Goal: Please print every record below exactly as it appears.

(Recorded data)

>>>>>

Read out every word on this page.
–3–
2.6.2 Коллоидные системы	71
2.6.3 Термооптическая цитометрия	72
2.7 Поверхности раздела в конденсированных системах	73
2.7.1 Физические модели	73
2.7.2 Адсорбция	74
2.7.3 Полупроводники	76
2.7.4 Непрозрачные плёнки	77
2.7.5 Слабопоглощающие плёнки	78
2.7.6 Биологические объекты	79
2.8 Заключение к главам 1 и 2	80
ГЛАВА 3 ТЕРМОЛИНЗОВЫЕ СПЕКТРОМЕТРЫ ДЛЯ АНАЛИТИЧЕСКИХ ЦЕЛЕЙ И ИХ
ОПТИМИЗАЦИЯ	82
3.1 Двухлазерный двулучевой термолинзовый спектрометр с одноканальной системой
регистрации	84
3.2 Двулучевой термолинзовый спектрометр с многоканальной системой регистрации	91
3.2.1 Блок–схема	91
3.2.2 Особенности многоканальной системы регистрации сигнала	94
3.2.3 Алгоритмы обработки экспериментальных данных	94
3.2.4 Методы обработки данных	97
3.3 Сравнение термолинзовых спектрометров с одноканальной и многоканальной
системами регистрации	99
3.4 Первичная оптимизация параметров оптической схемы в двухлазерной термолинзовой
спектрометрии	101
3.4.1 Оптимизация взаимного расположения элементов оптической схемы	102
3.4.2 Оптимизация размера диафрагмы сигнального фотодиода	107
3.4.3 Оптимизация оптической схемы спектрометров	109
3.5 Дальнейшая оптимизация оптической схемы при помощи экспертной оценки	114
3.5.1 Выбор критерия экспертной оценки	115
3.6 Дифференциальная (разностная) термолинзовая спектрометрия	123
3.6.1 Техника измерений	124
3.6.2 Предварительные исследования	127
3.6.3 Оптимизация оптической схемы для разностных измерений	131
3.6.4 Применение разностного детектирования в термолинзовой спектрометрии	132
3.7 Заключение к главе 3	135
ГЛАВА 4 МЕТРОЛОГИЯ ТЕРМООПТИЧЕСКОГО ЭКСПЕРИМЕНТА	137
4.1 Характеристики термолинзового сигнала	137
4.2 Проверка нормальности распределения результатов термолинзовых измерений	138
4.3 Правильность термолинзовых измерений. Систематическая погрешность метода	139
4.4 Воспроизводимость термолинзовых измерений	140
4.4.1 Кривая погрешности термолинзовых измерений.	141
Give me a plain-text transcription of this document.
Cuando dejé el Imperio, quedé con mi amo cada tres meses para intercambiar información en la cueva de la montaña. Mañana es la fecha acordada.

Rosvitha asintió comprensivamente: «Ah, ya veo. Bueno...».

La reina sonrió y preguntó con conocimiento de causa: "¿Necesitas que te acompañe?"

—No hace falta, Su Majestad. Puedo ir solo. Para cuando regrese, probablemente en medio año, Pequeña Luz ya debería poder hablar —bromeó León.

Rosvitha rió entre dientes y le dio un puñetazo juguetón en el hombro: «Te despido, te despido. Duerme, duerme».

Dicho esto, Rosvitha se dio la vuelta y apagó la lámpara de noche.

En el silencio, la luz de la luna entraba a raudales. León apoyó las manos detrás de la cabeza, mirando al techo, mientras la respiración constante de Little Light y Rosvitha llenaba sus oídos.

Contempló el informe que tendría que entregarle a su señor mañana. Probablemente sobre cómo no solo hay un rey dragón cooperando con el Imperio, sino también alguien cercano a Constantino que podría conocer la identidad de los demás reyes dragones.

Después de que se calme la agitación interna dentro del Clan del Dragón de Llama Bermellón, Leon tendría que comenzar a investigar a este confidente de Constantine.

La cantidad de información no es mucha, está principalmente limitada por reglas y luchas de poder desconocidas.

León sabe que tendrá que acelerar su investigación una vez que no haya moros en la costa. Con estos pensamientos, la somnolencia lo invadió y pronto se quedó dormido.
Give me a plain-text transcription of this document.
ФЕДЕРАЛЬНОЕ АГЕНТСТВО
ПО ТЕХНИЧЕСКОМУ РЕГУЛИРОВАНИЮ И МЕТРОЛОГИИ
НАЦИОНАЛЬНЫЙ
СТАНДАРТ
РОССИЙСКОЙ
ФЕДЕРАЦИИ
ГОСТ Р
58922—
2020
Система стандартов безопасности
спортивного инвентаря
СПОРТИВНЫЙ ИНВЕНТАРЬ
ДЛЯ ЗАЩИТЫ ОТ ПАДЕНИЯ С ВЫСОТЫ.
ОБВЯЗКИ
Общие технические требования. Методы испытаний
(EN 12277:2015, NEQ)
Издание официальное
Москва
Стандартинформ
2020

<<<<<

Reply to the task:
Read out every word on this page.
–3–
2.6.2 Коллоидные системы	71
2.6.3 Термооптическая цитометрия	72
2.7 Поверхности раздела в конденсированных системах	73
2.7.1 Физические модели	73
2.7.2 Адсорбция	74
2.7.3 Полупроводники	76
2.7.4 Непрозрачные плёнки	77
2.7.5 Слабопоглощающие плёнки	78
2.7.6 Биологические объекты	79
2.8 Заключение к главам 1 и 2	80
ГЛАВА 3 ТЕРМОЛИНЗОВЫЕ СПЕКТРОМЕТРЫ ДЛЯ АНАЛИТИЧЕСКИХ ЦЕЛЕЙ И ИХ
ОПТИМИЗАЦИЯ	82
3.1 Двухлазерный двулучевой термолинзовый спектрометр с одноканальной системой
регистрации	84
3.2 Двулучевой термолинзовый спектрометр с многоканальной системой регистрации	91
3.2.1 Блок–схема	91
3.2.2 Особенности многоканальной системы регистрации сигнала	94
3.2.3 Алгоритмы обработки экспериментальных данных	94
3.2.4 Методы обработки данных	97
3.3 Сравнение термолинзовых спектрометров с одноканальной и многоканальной
системами регистрации	99
3.4 Первичная оптимизация параметров оптической схемы в двухлазерной термолинзовой
спектрометрии	101
3.4.1 Оптимизация взаимного расположения элементов оптической схемы	102
3.4.2 Оптимизация размера диафрагмы сигнального фотодиода	107
3.4.3 Оптимизация оптической схемы спектрометров	109
3.5 Дальнейшая оптимизация оптической схемы при помощи экспертной оценки	114
3.5.1 Выбор критерия экспертной оценки	115
3.6 Дифференциальная (разностная) термолинзовая спектрометрия	123
3.6.1 Техника измерений	124
3.6.2 Предварительные исследования	127
3.6.3 Оптимизация оптической схемы для разностных измерений	131
3.6.4 Применение разностного детектирования в термолинзовой спектрометрии	132
3.7 Заключение к главе 3	135
ГЛАВА 4 МЕТРОЛОГИЯ ТЕРМООПТИЧЕСКОГО ЭКСПЕРИМЕНТА	137
4.1 Характеристики термолинзового сигнала	137
4.2 Проверка нормальности распределения результатов термолинзовых измерений	138
4.3 Правильность термолинзовых измерений. Систематическая погрешность метода	139
4.4 Воспроизводимость термолинзовых измерений	140
4.4.1 Кривая погрешности термолинзовых измерений.	141
Give me a plain-text transcription of this document.
Cuando dejé el Imperio, quedé con mi amo cada tres meses para intercambiar información en la cueva de la montaña. Mañana es la fecha acordada.

Rosvitha asintió comprensivamente: «Ah, ya veo. Bueno...».

La reina sonrió y preguntó con conocimiento de causa: "¿Necesitas que te acompañe?"

—No hace falta, Su Majestad. Puedo ir solo. Para cuando regrese, probablemente en medio año, Pequeña Luz ya debería poder hablar —bromeó León.

Rosvitha rió entre dientes y le dio un puñetazo juguetón en el hombro: «Te despido, te despido. Duerme, duerme».

Dicho esto, Rosvitha se dio la vuelta y apagó la lámpara de noche.

En el silencio, la luz de la luna entraba a raudales. León apoyó las manos detrás de la cabeza, mirando al techo, mientras la respiración constante de Little Light y Rosvitha llenaba sus oídos.

Contempló el informe que tendría que entregarle a su señor mañana. Probablemente sobre cómo no solo hay un rey dragón cooperando con el Imperio, sino también alguien cercano a Constantino que podría conocer la identidad de los demás reyes dragones.

Después de que se calme la agitación interna dentro del Clan del Dragón de Llama Bermellón, Leon tendría que comenzar a investigar a este confidente de Constantine.

La cantidad de información no es mucha, está principalmente limitada por reglas y luchas de poder desconocidas.

León sabe que tendrá que acelerar su investigación una vez que no haya moros en la costa. Con estos pensamientos, la somnolencia lo invadió y pronto se quedó dormido.
Give me a plain-text transcription of this document.
ФЕДЕРАЛЬНОЕ АГЕНТСТВО
ПО ТЕХНИЧЕСКОМУ РЕГУЛИРОВАНИЮ И МЕТРОЛОГИИ
НАЦИОНАЛЬНЫЙ
СТАНДАРТ
РОССИЙСКОЙ
ФЕДЕРАЦИИ
ГОСТ Р
58922—
2020
Система стандартов безопасности
спортивного инвентаря
СПОРТИВНЫЙ ИНВЕНТАРЬ
ДЛЯ ЗАЩИТЫ ОТ ПАДЕНИЯ С ВЫСОТЫ.
ОБВЯЗКИ
Общие технические требования. Методы испытаний
(EN 12277:2015, NEQ)
Издание официальное
Москва
Стандартинформ
2020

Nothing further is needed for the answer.